| Required work |
For each line that holds "Normal", copy the line out.

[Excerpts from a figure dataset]
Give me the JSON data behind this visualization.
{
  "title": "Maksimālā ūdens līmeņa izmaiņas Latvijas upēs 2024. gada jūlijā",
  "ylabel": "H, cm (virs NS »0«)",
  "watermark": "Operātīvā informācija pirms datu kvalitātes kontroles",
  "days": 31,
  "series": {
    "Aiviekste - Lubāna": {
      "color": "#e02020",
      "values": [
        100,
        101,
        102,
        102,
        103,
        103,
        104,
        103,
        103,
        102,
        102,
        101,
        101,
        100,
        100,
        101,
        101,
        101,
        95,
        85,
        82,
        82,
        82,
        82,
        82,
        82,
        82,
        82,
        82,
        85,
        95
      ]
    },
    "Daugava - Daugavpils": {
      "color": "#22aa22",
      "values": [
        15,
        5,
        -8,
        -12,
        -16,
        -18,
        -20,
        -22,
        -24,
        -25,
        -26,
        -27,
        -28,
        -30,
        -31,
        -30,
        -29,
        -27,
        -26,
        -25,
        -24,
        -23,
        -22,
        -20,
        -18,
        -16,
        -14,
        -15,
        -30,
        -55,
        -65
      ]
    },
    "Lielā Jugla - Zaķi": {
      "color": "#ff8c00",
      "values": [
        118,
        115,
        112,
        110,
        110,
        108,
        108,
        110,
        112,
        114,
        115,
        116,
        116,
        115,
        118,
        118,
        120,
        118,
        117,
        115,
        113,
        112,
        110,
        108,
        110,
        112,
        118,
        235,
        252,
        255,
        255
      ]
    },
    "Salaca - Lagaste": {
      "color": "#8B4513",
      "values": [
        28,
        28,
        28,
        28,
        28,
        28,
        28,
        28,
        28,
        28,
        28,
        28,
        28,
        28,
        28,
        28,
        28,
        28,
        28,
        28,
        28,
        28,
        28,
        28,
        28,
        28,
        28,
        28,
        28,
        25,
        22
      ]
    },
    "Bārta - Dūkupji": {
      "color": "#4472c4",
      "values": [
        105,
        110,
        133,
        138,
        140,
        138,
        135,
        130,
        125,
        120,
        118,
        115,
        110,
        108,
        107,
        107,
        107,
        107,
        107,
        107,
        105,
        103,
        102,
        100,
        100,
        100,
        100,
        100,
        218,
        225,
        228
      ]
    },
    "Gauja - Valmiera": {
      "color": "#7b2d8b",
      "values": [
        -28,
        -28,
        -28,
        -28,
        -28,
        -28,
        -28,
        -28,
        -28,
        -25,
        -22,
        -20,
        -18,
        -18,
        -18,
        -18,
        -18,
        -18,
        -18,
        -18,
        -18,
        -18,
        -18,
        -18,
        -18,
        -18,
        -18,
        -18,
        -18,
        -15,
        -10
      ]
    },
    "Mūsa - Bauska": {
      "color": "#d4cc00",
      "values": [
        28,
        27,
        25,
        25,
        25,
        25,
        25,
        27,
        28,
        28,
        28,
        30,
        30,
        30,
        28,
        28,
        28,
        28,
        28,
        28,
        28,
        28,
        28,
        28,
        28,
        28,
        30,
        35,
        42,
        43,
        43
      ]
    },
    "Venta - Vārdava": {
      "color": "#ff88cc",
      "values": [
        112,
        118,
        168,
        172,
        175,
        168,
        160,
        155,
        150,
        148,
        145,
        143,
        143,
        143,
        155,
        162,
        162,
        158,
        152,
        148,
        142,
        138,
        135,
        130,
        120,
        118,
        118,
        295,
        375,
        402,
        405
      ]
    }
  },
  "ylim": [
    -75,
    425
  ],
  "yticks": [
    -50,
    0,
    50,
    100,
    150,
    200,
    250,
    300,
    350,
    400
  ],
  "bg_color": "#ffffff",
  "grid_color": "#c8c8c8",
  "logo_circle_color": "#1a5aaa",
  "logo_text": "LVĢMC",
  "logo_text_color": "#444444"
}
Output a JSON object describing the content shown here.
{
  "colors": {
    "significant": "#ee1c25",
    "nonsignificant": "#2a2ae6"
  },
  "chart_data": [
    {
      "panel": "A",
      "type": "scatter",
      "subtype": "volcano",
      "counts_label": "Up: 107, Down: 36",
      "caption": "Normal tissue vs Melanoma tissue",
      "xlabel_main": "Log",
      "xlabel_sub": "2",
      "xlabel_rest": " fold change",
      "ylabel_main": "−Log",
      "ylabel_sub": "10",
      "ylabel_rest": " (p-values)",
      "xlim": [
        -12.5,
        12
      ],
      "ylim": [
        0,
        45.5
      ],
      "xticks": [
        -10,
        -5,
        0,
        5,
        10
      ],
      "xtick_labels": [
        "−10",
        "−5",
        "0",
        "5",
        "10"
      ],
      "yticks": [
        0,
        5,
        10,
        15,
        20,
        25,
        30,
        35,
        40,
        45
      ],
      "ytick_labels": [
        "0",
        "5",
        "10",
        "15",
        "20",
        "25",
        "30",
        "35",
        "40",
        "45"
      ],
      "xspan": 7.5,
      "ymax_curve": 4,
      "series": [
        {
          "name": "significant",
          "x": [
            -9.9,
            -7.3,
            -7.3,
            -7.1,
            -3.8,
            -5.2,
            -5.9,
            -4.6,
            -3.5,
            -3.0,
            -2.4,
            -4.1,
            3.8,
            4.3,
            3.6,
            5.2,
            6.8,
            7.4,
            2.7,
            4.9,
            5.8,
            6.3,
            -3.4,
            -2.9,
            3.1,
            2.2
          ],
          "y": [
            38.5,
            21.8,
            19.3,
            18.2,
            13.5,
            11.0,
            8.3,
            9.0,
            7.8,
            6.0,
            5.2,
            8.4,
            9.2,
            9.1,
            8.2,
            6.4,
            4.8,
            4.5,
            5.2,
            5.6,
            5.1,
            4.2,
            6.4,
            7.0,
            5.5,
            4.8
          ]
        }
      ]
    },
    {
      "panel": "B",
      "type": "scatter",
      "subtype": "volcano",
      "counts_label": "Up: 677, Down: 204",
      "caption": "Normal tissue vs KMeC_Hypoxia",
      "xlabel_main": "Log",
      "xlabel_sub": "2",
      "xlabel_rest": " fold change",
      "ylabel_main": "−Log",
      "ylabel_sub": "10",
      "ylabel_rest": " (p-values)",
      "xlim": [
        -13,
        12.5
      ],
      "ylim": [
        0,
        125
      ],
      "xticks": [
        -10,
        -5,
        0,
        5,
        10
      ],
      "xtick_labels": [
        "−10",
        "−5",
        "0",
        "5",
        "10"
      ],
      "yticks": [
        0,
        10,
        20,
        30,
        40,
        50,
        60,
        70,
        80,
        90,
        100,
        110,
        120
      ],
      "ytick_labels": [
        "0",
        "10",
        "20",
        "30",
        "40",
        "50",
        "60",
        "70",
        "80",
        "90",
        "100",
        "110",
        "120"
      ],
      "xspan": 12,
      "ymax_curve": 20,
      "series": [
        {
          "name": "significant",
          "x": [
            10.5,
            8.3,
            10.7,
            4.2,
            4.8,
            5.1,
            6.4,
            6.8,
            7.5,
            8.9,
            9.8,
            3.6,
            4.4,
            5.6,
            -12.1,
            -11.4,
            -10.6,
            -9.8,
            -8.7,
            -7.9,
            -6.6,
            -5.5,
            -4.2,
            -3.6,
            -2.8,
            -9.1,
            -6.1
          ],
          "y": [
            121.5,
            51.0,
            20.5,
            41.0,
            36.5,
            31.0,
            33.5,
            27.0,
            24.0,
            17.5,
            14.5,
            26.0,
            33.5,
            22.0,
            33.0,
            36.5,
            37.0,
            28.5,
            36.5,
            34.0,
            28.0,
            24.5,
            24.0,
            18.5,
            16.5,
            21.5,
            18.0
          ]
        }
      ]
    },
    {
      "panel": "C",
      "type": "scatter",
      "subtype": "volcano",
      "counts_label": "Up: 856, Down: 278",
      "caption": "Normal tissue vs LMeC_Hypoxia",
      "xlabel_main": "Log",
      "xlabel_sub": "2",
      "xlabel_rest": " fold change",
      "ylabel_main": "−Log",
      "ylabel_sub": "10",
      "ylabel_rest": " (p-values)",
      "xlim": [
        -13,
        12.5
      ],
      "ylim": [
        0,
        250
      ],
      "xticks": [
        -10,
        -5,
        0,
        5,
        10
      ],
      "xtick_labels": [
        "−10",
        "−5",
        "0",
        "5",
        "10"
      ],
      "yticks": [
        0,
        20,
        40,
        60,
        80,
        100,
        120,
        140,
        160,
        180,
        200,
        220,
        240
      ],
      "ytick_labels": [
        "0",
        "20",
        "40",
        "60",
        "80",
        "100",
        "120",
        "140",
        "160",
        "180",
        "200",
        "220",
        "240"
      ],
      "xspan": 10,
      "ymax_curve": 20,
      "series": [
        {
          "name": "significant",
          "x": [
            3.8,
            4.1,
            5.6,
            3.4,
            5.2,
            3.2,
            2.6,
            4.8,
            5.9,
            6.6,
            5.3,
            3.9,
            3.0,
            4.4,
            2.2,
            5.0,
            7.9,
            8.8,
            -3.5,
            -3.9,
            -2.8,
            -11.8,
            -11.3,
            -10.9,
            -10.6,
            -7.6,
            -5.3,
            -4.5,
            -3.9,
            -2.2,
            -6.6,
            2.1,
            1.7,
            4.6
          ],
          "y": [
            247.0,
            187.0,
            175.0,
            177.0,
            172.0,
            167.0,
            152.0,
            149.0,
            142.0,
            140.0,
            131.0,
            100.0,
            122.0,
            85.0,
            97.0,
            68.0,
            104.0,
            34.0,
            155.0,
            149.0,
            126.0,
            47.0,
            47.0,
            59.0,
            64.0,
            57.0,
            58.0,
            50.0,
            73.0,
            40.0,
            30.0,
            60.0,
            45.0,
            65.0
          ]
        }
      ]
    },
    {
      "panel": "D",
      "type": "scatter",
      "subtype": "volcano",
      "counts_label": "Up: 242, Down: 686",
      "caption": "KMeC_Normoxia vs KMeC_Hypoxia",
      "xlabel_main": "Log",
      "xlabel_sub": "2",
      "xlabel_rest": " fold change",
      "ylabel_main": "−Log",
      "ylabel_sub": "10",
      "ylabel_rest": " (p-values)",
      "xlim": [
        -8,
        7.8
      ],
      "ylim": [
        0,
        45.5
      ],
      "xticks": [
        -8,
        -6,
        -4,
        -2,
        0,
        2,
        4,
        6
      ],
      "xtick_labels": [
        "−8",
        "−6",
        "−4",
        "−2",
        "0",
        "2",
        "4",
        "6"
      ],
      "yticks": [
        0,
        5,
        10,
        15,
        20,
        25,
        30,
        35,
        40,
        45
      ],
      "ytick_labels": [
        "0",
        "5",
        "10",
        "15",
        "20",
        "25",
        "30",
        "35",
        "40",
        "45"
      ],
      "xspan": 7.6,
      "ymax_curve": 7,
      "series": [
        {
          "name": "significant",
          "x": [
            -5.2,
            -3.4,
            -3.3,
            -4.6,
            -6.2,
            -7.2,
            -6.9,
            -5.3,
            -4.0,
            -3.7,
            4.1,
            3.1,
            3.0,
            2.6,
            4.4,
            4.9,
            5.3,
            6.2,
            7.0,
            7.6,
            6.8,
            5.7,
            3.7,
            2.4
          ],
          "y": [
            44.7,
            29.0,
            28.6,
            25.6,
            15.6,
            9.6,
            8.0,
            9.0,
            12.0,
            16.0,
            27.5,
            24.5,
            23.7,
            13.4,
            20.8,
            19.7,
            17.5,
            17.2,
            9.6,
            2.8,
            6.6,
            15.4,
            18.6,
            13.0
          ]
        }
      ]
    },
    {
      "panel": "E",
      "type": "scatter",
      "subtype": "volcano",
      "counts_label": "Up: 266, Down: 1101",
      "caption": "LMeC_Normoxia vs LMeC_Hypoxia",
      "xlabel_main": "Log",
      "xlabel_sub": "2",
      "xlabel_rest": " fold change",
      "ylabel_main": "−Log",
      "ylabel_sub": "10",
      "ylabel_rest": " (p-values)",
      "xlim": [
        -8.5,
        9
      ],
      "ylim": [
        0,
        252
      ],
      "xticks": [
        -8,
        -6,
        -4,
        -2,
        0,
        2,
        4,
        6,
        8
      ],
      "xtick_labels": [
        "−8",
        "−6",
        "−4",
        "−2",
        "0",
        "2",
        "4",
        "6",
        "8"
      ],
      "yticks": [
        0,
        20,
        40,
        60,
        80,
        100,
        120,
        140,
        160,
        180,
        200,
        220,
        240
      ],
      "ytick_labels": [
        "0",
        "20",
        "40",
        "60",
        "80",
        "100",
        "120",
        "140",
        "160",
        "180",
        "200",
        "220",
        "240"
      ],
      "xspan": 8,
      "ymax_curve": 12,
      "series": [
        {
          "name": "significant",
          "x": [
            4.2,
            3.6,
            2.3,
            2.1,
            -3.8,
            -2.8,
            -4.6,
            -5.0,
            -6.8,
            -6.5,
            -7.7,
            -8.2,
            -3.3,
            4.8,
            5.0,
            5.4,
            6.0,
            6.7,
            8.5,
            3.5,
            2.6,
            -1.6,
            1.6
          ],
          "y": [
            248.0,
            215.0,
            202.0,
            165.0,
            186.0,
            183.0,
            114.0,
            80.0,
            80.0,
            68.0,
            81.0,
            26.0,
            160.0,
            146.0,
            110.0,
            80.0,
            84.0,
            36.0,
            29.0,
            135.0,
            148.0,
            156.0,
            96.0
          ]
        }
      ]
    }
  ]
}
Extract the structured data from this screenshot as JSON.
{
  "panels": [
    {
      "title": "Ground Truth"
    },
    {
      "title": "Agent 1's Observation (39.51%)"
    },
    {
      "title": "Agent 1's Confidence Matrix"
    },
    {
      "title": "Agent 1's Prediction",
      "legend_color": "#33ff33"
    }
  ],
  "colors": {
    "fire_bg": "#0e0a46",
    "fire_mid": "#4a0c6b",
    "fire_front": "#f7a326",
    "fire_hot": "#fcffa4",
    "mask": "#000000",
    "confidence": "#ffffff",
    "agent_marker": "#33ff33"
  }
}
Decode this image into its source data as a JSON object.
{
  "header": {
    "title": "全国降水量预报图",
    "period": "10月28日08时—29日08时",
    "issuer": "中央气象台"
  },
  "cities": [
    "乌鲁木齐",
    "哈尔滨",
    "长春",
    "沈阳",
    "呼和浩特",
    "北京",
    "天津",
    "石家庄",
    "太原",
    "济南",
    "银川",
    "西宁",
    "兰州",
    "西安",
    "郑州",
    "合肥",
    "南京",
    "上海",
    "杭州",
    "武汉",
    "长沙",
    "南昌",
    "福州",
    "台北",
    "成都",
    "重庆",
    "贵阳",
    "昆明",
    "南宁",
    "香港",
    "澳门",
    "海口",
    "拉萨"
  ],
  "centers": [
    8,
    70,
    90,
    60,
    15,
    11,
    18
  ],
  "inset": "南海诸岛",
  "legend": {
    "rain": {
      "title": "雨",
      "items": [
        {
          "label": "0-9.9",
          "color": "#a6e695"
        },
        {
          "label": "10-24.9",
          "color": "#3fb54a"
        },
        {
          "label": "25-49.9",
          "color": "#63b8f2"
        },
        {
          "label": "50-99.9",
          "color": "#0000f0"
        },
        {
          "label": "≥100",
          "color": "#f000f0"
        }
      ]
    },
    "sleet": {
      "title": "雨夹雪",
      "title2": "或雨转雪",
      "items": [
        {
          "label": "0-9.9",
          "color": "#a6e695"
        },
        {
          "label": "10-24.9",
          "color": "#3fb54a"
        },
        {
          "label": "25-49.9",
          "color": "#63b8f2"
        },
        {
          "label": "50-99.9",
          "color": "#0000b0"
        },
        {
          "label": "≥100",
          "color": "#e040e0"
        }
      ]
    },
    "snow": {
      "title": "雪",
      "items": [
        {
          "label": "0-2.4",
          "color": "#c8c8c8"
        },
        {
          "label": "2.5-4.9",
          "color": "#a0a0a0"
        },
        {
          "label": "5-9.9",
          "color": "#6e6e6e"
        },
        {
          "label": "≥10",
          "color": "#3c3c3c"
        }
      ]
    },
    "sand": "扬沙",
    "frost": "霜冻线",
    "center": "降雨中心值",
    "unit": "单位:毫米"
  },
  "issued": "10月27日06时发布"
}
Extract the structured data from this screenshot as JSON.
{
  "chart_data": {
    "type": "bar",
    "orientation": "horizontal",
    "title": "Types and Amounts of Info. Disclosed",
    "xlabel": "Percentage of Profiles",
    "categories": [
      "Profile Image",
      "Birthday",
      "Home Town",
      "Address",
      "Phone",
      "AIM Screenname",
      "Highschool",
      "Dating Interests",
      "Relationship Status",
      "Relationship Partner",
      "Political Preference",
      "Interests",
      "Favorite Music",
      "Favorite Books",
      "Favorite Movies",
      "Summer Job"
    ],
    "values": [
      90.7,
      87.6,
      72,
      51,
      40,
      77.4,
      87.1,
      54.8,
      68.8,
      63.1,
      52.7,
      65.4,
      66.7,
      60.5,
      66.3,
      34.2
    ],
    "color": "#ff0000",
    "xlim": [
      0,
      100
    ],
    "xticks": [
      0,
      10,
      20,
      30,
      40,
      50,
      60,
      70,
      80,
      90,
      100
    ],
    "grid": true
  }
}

| Final result |
      "caption": "Normal tissue vs Melanoma tissue",
      "caption": "Normal tissue vs KMeC_Hypoxia",
      "caption": "Normal tissue vs LMeC_Hypoxia",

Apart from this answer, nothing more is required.